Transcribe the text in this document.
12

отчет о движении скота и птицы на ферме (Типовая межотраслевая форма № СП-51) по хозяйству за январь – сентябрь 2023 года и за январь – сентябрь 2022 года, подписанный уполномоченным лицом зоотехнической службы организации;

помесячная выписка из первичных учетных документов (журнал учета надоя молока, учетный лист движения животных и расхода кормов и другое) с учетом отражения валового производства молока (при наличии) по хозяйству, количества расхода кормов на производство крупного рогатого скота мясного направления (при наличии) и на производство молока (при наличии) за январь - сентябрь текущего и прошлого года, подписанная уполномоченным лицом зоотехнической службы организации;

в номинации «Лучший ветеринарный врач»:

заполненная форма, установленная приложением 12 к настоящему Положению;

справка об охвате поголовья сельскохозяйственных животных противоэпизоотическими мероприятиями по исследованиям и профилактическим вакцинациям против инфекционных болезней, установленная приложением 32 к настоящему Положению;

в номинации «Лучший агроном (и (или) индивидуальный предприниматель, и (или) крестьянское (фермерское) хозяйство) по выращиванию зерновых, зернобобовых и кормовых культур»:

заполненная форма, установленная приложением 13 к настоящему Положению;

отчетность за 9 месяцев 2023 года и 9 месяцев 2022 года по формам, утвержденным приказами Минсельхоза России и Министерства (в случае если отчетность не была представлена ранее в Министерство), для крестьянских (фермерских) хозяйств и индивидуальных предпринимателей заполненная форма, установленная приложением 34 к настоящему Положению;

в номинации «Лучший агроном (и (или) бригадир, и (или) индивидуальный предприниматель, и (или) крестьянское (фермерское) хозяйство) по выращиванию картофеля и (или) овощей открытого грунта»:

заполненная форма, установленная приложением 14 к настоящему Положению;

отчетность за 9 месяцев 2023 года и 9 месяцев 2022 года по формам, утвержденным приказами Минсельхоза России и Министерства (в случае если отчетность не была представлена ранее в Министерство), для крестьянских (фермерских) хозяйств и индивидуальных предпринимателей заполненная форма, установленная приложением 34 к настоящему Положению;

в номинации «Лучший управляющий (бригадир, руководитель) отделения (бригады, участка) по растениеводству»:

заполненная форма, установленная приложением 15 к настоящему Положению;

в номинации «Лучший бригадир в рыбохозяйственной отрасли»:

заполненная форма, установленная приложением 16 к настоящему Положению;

## [TASK BRIEF]
From the data, list each line in which the string "уполномоченным" appears.

## [CORRECT RESULT]
отчет о движении скота и птицы на ферме (Типовая межотраслевая форма № СП-51) по хозяйству за январь – сентябрь 2023 года и за январь – сентябрь 2022 года, подписанный уполномоченным лицом зоотехнической службы организации;
помесячная выписка из первичных учетных документов (журнал учета надоя молока, учетный лист движения животных и расхода кормов и другое) с учетом отражения валового производства молока (при наличии) по хозяйству, количества расхода кормов на производство крупного рогатого скота мясного направления (при наличии) и на производство молока (при наличии) за январь - сентябрь текущего и прошлого года, подписанная уполномоченным лицом зоотехнической службы организации;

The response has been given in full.